Gather all lines in the entries that include the word "ἐμιμήθη".
━━━━━━━━
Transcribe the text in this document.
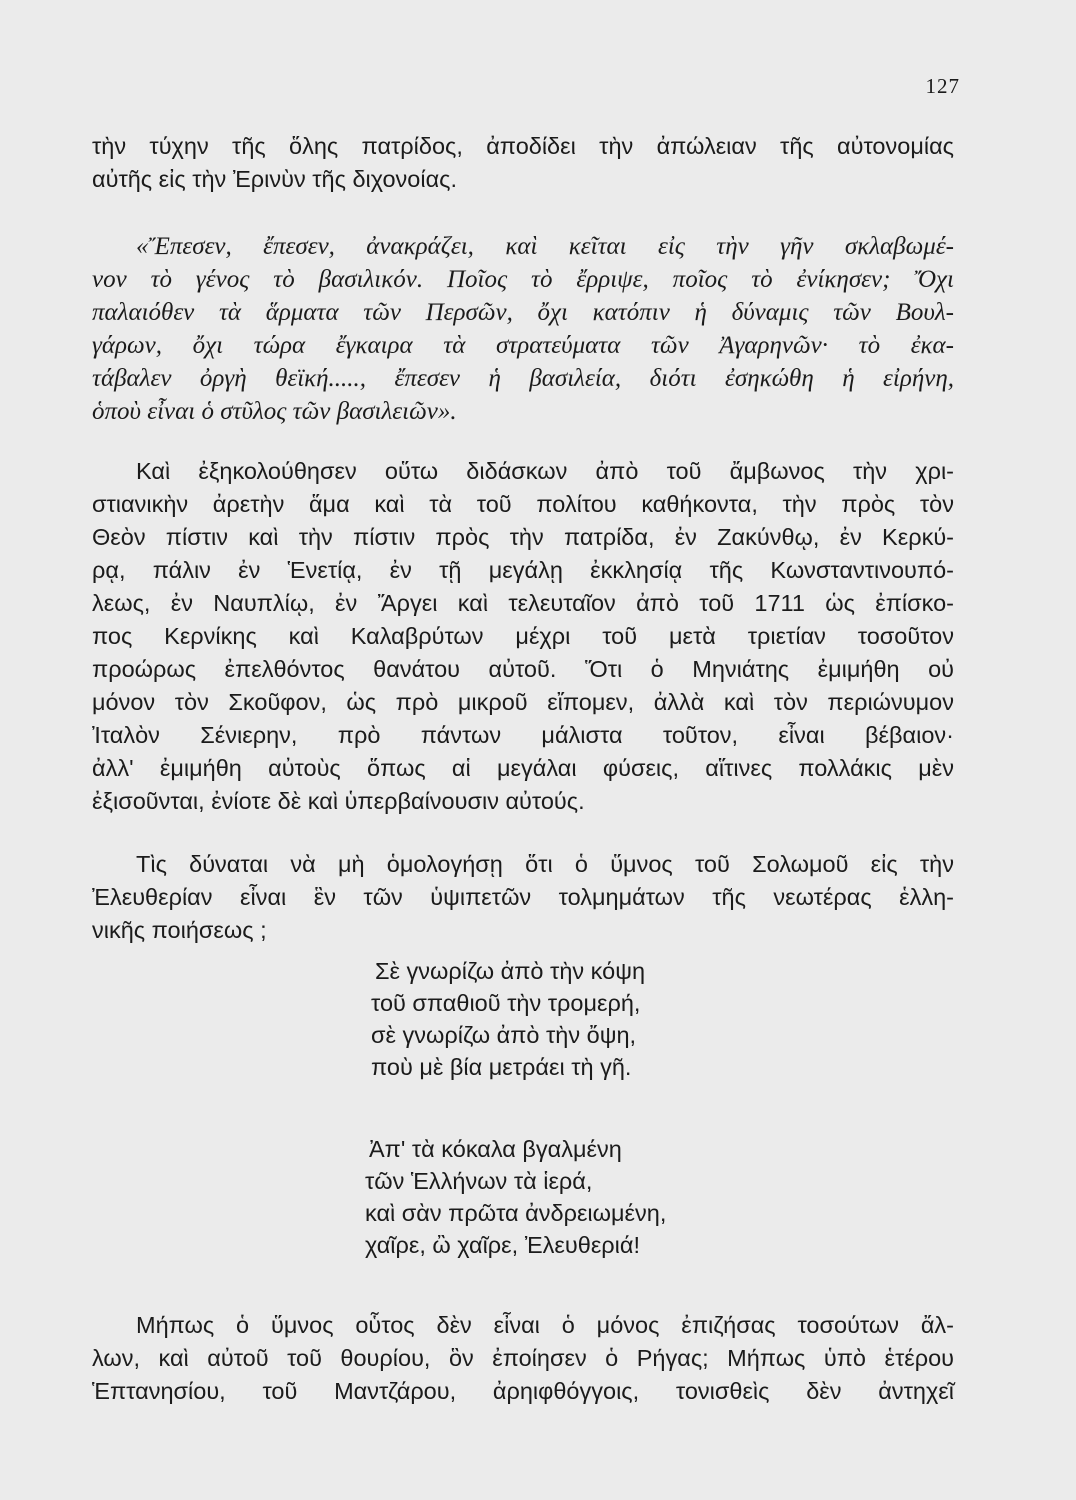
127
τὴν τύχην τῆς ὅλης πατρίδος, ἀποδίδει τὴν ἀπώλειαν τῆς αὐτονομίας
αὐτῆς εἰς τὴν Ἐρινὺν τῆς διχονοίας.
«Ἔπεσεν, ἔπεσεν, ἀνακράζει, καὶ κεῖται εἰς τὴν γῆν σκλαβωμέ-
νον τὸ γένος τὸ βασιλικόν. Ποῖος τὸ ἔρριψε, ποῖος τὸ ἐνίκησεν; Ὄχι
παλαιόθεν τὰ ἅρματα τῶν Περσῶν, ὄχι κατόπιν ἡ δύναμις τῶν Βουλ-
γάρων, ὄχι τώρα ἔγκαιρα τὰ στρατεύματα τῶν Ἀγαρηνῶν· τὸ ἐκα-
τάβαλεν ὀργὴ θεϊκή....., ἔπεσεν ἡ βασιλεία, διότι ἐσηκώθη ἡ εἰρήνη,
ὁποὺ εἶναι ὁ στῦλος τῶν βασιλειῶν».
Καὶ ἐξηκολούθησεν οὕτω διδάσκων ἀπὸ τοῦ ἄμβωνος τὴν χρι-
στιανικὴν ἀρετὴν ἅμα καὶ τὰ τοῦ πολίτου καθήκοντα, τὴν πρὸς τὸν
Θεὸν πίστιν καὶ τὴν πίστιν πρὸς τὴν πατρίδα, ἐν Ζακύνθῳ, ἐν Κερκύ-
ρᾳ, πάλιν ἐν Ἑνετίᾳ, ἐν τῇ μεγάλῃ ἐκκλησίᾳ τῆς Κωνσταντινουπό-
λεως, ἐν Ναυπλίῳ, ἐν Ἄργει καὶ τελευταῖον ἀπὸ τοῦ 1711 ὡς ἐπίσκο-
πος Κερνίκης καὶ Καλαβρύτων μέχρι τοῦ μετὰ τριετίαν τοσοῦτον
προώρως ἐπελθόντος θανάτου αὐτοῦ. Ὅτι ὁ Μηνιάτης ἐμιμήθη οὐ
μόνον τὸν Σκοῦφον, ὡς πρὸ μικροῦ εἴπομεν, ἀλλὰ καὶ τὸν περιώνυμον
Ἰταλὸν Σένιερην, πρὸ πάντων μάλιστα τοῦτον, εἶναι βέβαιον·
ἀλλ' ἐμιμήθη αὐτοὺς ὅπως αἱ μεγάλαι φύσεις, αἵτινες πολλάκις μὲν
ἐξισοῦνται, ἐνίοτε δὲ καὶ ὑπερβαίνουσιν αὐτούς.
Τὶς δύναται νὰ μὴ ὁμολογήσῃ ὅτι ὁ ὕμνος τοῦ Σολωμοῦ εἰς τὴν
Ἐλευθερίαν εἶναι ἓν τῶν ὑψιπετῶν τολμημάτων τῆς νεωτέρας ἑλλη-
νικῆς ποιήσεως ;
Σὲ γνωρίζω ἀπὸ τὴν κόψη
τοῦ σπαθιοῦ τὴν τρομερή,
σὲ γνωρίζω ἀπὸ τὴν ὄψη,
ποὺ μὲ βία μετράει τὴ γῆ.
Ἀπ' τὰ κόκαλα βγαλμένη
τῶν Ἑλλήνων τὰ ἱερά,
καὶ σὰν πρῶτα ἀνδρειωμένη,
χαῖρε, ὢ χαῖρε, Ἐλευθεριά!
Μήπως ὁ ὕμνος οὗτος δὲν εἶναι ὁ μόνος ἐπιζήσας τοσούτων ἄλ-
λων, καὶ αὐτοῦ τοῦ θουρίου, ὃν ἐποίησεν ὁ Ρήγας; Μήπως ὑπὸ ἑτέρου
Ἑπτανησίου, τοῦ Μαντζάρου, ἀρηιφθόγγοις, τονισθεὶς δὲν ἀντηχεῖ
━━━━━━━━
■ **Answer to the exercise**:
προώρως ἐπελθόντος θανάτου αὐτοῦ. Ὅτι ὁ Μηνιάτης ἐμιμήθη οὐ
ἀλλ' ἐμιμήθη αὐτοὺς ὅπως αἱ μεγάλαι φύσεις, αἵτινες πολλάκις μὲν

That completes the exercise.